Exercise text Block Start

Figure 19.1 General overview of the pathogenesis of gastric Helicobacter infections in domestic animals. Dotted line: effect only shown in vitro and/or in vivo in some animal species. GGT, gamma‐glutamyl transpeptidase; MALT, mucosa‐associated lymphoid‐tissue; MUC, mucin; OMPs, outer membrane proteins; ROS, reactive oxygen species; Th, T‐helper cell; Treg, regulatory T‐cell; TLR, Toll‐like receptor.

Schematic illustration of immunohistochemical Helicobacter staining of a pig stomach, showing H.

Figure 19.2 Immunohistochemical Helicobacter staining of a pig stomach, showing H. suis bacteria (brown) present in the glands of the antrum of a stomach of a H. suis‐positive pig.


Gastric helicobacters harbor a large set of genes encoding outer‐membrane proteins (OMPs). Comparative genomics showed that gastric NHPH lack all known H. pylori adhesins described so far (Bauwens et al. 2018), suggesting that other OMPs function as adhesins in these organisms. Two Helicobacter‐specific OMP families with possible functions in adhesion (family 13, i.e. Hop, Hor and Hom; and family 33, Hof), as well as an outer membrane phospholipase (OMPLA; family 38) and an Helicobacter‐specific VacA‐like cytotoxin family correlated with colonization capacity (family X3) were identified in all gastric helicobacters (Bauwens et al. 2018). Two Hof proteins, HofE and HofF, have been shown to play a role in the adhesion of H. heilmannii to the gastric mucosa and gastric epithelial cells (Liu et al. 2016). The exact role of the other OMPs in NHPH colonization remains to be further elucidated (Bauwens et al. 2018).

Exercise text Block End

_Assigned task 1_
List every abbreviation defined in the legend of Figure 19.1 of the gastric Helicobacter text, each with its full form.
_Assigned task 2_
Write out the part of the gastric Helicobacter text that runs between "Figure 19.1 General" and "H. suis‐positive pig.", inclusive, without changing any wording.

Excerpted records Block Start

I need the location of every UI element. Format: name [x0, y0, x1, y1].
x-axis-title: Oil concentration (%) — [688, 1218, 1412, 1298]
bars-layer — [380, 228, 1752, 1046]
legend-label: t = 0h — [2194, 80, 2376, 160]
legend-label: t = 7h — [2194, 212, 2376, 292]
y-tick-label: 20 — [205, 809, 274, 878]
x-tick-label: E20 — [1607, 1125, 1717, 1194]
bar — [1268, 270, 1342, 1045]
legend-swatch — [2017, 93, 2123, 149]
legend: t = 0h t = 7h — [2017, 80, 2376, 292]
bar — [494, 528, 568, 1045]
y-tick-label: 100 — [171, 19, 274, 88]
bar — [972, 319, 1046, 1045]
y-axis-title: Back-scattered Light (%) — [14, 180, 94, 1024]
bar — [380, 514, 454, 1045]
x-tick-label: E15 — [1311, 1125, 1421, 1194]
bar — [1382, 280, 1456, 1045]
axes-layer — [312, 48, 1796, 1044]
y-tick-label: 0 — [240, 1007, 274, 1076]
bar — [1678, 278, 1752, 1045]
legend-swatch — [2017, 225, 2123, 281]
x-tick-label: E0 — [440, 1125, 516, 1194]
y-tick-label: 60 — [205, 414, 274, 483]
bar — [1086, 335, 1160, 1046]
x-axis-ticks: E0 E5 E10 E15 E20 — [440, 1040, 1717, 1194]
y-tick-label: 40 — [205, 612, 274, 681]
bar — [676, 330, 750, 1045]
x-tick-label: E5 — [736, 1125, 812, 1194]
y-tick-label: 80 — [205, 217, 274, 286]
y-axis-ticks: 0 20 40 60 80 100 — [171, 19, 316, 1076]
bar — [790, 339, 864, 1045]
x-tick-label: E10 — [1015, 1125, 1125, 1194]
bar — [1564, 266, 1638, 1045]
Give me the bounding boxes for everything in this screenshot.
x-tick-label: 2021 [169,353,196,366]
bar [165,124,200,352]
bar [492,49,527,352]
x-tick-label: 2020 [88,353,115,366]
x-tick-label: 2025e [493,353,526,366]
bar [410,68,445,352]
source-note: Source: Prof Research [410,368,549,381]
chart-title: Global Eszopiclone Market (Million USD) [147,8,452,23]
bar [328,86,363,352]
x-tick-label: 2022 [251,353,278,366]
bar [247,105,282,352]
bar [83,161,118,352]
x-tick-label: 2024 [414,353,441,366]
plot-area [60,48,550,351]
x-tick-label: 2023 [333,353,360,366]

Excerpted records Block End

_Written answer 1_
- GGT: gamma‐glutamyl transpeptidase
- MALT: mucosa‐associated lymphoid‐tissue
- MUC: mucin
- OMPs: outer membrane proteins
- ROS: reactive oxygen species
- Th: T‐helper cell
- Treg: regulatory T‐cell
- TLR: Toll‐like receptor

_Written answer 2_
Figure 19.1 General overview of the pathogenesis of gastric Helicobacter infections in domestic animals. Dotted line: effect only shown in vitro and/or in vivo in some animal species. GGT, gamma‐glutamyl transpeptidase; MALT, mucosa‐associated lymphoid‐tissue; MUC, mucin; OMPs, outer membrane proteins; ROS, reactive oxygen species; Th, T‐helper cell; Treg, regulatory T‐cell; TLR, Toll‐like receptor.

Schematic illustration of immunohistochemical Helicobacter staining of a pig stomach, showing H.

Figure 19.2 Immunohistochemical Helicobacter staining of a pig stomach, showing H. suis bacteria (brown) present in the glands of the antrum of a stomach of a H. suis‐positive pig.